*GIVEN PROBLEM*:
Look through the listing below and report how many lines contain "Generation", as a bare number.

*RECORDS SUPPLIED*:
══════

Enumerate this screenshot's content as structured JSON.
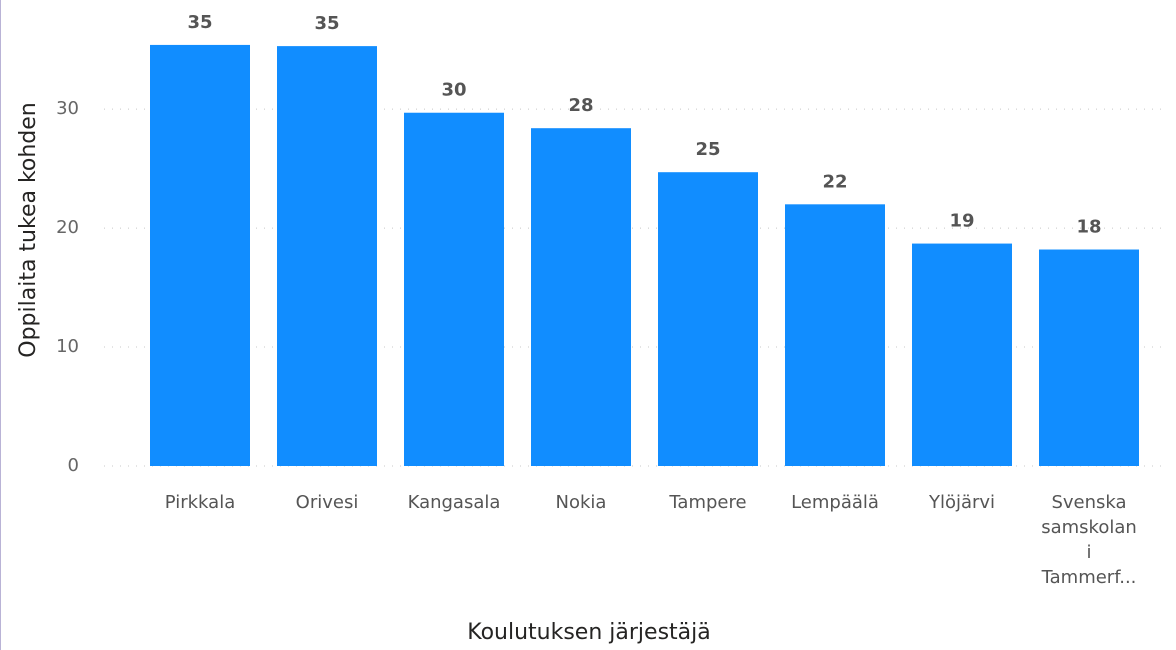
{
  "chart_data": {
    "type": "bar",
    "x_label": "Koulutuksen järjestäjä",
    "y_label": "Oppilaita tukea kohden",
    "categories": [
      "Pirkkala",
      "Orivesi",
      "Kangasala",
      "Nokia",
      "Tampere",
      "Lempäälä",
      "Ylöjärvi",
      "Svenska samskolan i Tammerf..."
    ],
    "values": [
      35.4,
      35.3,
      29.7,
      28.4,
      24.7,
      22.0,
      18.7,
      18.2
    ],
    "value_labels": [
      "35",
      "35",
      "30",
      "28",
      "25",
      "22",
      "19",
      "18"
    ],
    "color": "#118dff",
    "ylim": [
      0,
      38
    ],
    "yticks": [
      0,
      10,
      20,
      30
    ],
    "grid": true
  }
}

══════

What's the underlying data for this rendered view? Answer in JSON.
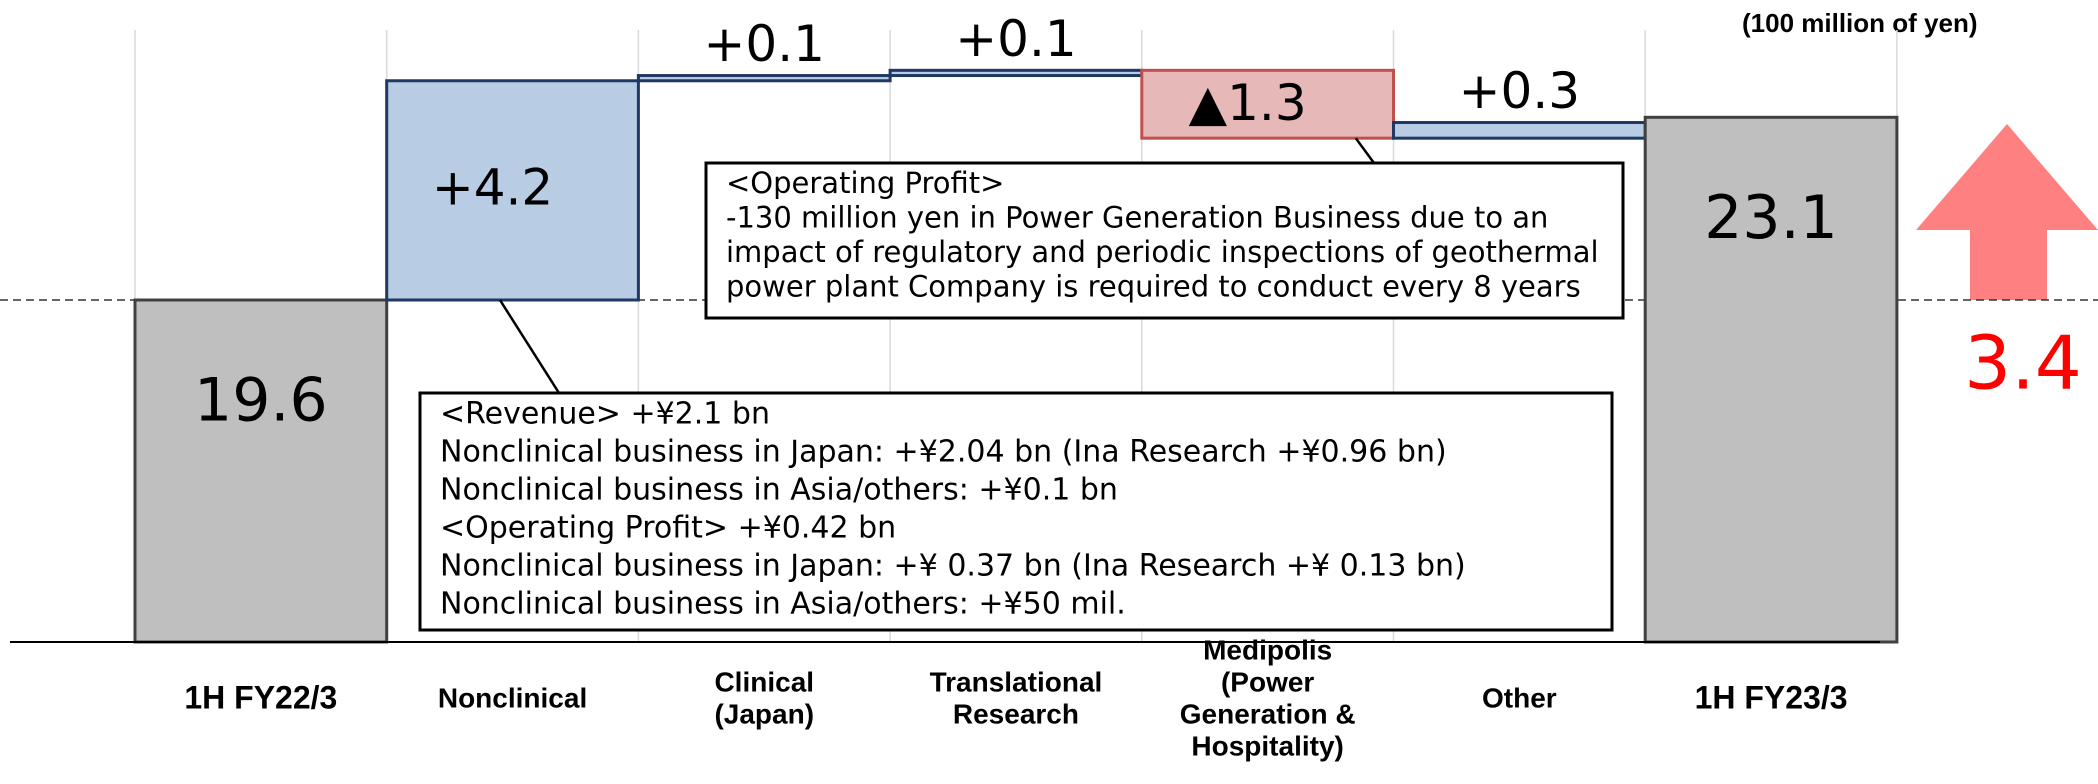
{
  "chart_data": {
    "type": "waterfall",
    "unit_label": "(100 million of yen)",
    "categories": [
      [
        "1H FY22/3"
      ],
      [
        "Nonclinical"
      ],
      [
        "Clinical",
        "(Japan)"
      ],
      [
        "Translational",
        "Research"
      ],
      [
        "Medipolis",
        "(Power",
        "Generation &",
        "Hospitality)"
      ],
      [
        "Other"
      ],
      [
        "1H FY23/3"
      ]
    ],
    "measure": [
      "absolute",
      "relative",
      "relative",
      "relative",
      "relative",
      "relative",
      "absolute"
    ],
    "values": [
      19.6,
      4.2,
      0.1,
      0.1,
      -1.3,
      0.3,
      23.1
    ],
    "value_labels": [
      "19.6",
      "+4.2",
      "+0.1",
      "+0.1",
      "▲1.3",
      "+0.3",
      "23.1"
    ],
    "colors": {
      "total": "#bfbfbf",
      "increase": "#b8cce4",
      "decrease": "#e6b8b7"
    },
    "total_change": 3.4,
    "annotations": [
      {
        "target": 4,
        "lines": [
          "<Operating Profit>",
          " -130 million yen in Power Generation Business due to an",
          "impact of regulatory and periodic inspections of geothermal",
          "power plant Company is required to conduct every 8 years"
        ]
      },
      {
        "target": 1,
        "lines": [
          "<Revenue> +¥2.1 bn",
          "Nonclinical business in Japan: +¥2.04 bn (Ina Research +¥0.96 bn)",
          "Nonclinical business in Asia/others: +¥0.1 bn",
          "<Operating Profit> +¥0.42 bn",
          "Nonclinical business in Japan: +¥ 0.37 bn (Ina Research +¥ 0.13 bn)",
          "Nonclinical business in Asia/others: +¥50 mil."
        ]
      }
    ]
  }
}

══════

*EXERCISE OUTPUT*:
2